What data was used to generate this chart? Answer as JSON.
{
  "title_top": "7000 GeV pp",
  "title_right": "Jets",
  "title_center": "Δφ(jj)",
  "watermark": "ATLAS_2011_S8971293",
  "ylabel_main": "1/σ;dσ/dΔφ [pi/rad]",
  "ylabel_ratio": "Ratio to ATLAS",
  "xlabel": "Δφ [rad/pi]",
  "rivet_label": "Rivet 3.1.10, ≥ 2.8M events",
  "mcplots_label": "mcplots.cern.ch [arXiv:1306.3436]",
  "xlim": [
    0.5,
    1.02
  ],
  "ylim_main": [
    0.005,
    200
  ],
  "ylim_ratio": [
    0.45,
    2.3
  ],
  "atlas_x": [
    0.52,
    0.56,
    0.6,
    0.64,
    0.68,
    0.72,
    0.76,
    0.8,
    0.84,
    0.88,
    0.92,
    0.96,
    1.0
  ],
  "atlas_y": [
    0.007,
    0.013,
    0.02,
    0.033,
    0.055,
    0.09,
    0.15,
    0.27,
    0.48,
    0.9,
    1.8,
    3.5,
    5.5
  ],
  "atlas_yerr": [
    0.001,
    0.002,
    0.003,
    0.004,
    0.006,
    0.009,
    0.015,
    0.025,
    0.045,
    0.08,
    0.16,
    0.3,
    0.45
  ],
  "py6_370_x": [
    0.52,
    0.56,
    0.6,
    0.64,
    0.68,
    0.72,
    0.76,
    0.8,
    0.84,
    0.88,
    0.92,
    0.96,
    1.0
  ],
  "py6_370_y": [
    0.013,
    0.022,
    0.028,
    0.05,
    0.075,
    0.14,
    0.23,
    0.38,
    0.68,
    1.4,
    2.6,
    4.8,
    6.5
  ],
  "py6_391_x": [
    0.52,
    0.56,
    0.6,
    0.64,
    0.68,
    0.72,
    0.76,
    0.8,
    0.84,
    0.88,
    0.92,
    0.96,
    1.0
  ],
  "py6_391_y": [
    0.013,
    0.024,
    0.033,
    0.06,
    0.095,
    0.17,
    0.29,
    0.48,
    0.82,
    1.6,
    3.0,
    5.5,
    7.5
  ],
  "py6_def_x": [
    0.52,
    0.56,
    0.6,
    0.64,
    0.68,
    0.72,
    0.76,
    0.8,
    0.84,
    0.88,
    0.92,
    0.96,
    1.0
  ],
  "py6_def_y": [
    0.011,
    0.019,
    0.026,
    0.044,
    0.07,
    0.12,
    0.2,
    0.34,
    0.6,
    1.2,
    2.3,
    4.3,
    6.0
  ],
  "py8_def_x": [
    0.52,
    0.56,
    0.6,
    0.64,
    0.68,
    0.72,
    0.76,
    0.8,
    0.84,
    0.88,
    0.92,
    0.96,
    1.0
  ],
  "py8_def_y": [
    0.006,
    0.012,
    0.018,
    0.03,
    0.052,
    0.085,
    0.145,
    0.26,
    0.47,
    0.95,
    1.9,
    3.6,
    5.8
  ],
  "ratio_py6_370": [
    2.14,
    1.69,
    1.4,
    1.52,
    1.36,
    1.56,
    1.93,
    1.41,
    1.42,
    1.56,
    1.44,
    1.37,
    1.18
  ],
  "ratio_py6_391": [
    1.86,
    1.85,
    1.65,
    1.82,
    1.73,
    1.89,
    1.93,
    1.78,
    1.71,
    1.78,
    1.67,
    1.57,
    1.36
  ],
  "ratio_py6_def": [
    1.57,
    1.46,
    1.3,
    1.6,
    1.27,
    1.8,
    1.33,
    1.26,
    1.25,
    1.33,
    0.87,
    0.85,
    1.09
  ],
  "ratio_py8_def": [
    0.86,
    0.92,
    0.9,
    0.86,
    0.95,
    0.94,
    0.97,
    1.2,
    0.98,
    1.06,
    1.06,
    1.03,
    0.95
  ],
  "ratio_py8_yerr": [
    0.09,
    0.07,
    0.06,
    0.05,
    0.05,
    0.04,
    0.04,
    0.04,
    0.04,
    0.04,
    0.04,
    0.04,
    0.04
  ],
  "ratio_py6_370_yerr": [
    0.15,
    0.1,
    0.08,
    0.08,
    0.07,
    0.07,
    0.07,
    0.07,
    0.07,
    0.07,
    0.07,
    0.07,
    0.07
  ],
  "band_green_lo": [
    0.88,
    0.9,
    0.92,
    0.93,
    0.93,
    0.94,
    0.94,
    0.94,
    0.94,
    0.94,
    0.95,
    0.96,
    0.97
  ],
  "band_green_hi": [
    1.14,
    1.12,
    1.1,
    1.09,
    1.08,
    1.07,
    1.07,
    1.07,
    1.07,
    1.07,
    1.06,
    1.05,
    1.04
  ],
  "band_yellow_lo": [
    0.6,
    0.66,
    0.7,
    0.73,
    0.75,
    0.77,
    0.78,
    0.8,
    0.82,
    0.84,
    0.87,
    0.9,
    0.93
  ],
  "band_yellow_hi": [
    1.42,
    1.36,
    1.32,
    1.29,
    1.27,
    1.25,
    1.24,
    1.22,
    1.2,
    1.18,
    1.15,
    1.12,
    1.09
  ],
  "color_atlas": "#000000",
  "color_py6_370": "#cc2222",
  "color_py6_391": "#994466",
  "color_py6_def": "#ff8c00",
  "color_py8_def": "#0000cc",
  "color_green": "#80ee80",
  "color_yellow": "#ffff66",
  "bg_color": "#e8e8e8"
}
──────────────────────────────
▶ Work required
Write out every record shown above, word for word.

▶ Solution
What data was used to generate this chart? Answer as JSON.
{
  "title_top": "7000 GeV pp",
  "title_right": "Jets",
  "title_center": "Δφ(jj)",
  "watermark": "ATLAS_2011_S8971293",
  "ylabel_main": "1/σ;dσ/dΔφ [pi/rad]",
  "ylabel_ratio": "Ratio to ATLAS",
  "xlabel": "Δφ [rad/pi]",
  "rivet_label": "Rivet 3.1.10, ≥ 2.8M events",
  "mcplots_label": "mcplots.cern.ch [arXiv:1306.3436]",
  "xlim": [
    0.5,
    1.02
  ],
  "ylim_main": [
    0.005,
    200
  ],
  "ylim_ratio": [
    0.45,
    2.3
  ],
  "atlas_x": [
    0.52,
    0.56,
    0.6,
    0.64,
    0.68,
    0.72,
    0.76,
    0.8,
    0.84,
    0.88,
    0.92,
    0.96,
    1.0
  ],
  "atlas_y": [
    0.007,
    0.013,
    0.02,
    0.033,
    0.055,
    0.09,
    0.15,
    0.27,
    0.48,
    0.9,
    1.8,
    3.5,
    5.5
  ],
  "atlas_yerr": [
    0.001,
    0.002,
    0.003,
    0.004,
    0.006,
    0.009,
    0.015,
    0.025,
    0.045,
    0.08,
    0.16,
    0.3,
    0.45
  ],
  "py6_370_x": [
    0.52,
    0.56,
    0.6,
    0.64,
    0.68,
    0.72,
    0.76,
    0.8,
    0.84,
    0.88,
    0.92,
    0.96,
    1.0
  ],
  "py6_370_y": [
    0.013,
    0.022,
    0.028,
    0.05,
    0.075,
    0.14,
    0.23,
    0.38,
    0.68,
    1.4,
    2.6,
    4.8,
    6.5
  ],
  "py6_391_x": [
    0.52,
    0.56,
    0.6,
    0.64,
    0.68,
    0.72,
    0.76,
    0.8,
    0.84,
    0.88,
    0.92,
    0.96,
    1.0
  ],
  "py6_391_y": [
    0.013,
    0.024,
    0.033,
    0.06,
    0.095,
    0.17,
    0.29,
    0.48,
    0.82,
    1.6,
    3.0,
    5.5,
    7.5
  ],
  "py6_def_x": [
    0.52,
    0.56,
    0.6,
    0.64,
    0.68,
    0.72,
    0.76,
    0.8,
    0.84,
    0.88,
    0.92,
    0.96,
    1.0
  ],
  "py6_def_y": [
    0.011,
    0.019,
    0.026,
    0.044,
    0.07,
    0.12,
    0.2,
    0.34,
    0.6,
    1.2,
    2.3,
    4.3,
    6.0
  ],
  "py8_def_x": [
    0.52,
    0.56,
    0.6,
    0.64,
    0.68,
    0.72,
    0.76,
    0.8,
    0.84,
    0.88,
    0.92,
    0.96,
    1.0
  ],
  "py8_def_y": [
    0.006,
    0.012,
    0.018,
    0.03,
    0.052,
    0.085,
    0.145,
    0.26,
    0.47,
    0.95,
    1.9,
    3.6,
    5.8
  ],
  "ratio_py6_370": [
    2.14,
    1.69,
    1.4,
    1.52,
    1.36,
    1.56,
    1.93,
    1.41,
    1.42,
    1.56,
    1.44,
    1.37,
    1.18
  ],
  "ratio_py6_391": [
    1.86,
    1.85,
    1.65,
    1.82,
    1.73,
    1.89,
    1.93,
    1.78,
    1.71,
    1.78,
    1.67,
    1.57,
    1.36
  ],
  "ratio_py6_def": [
    1.57,
    1.46,
    1.3,
    1.6,
    1.27,
    1.8,
    1.33,
    1.26,
    1.25,
    1.33,
    0.87,
    0.85,
    1.09
  ],
  "ratio_py8_def": [
    0.86,
    0.92,
    0.9,
    0.86,
    0.95,
    0.94,
    0.97,
    1.2,
    0.98,
    1.06,
    1.06,
    1.03,
    0.95
  ],
  "ratio_py8_yerr": [
    0.09,
    0.07,
    0.06,
    0.05,
    0.05,
    0.04,
    0.04,
    0.04,
    0.04,
    0.04,
    0.04,
    0.04,
    0.04
  ],
  "ratio_py6_370_yerr": [
    0.15,
    0.1,
    0.08,
    0.08,
    0.07,
    0.07,
    0.07,
    0.07,
    0.07,
    0.07,
    0.07,
    0.07,
    0.07
  ],
  "band_green_lo": [
    0.88,
    0.9,
    0.92,
    0.93,
    0.93,
    0.94,
    0.94,
    0.94,
    0.94,
    0.94,
    0.95,
    0.96,
    0.97
  ],
  "band_green_hi": [
    1.14,
    1.12,
    1.1,
    1.09,
    1.08,
    1.07,
    1.07,
    1.07,
    1.07,
    1.07,
    1.06,
    1.05,
    1.04
  ],
  "band_yellow_lo": [
    0.6,
    0.66,
    0.7,
    0.73,
    0.75,
    0.77,
    0.78,
    0.8,
    0.82,
    0.84,
    0.87,
    0.9,
    0.93
  ],
  "band_yellow_hi": [
    1.42,
    1.36,
    1.32,
    1.29,
    1.27,
    1.25,
    1.24,
    1.22,
    1.2,
    1.18,
    1.15,
    1.12,
    1.09
  ],
  "color_atlas": "#000000",
  "color_py6_370": "#cc2222",
  "color_py6_391": "#994466",
  "color_py6_def": "#ff8c00",
  "color_py8_def": "#0000cc",
  "color_green": "#80ee80",
  "color_yellow": "#ffff66",
  "bg_color": "#e8e8e8"
}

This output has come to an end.